▶ [Given exercise]: Each line that includes the string "JSON" counts once; give the total and nothing else.

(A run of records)
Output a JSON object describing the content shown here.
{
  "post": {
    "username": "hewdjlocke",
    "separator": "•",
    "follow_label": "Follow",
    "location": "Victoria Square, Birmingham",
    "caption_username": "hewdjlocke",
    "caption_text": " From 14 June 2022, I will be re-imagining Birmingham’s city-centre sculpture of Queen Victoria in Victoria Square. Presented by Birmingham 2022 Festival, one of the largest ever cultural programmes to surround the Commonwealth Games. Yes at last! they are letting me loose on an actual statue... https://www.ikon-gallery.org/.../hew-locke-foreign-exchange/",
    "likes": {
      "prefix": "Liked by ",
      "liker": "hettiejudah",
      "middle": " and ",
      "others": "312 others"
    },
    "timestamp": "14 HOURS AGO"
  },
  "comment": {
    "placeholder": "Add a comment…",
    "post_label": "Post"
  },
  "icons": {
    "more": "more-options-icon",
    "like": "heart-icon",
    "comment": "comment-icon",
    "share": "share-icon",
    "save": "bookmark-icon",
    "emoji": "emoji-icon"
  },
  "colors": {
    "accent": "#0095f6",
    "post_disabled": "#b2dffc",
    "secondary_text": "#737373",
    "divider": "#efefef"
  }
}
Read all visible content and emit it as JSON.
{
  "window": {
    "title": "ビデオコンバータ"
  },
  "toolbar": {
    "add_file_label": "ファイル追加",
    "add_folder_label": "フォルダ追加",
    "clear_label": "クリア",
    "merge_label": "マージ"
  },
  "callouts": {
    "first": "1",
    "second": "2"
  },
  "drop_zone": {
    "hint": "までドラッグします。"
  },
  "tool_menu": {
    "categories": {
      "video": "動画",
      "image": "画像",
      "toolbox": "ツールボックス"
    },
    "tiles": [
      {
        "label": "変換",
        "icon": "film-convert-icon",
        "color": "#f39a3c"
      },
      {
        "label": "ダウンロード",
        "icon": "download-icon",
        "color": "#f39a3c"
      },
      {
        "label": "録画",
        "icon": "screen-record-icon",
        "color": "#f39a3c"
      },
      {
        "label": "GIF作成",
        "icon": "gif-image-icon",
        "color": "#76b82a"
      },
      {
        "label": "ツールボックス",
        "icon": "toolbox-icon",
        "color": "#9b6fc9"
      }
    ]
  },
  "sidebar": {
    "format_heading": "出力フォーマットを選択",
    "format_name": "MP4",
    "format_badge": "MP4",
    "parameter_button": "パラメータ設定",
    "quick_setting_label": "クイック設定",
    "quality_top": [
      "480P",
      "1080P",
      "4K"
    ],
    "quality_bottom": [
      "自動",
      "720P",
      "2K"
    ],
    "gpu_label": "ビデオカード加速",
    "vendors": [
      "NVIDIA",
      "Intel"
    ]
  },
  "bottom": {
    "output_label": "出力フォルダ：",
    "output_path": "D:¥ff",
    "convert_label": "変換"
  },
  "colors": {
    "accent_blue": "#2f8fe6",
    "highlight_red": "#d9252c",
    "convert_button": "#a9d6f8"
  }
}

▶ [Solution below]: 2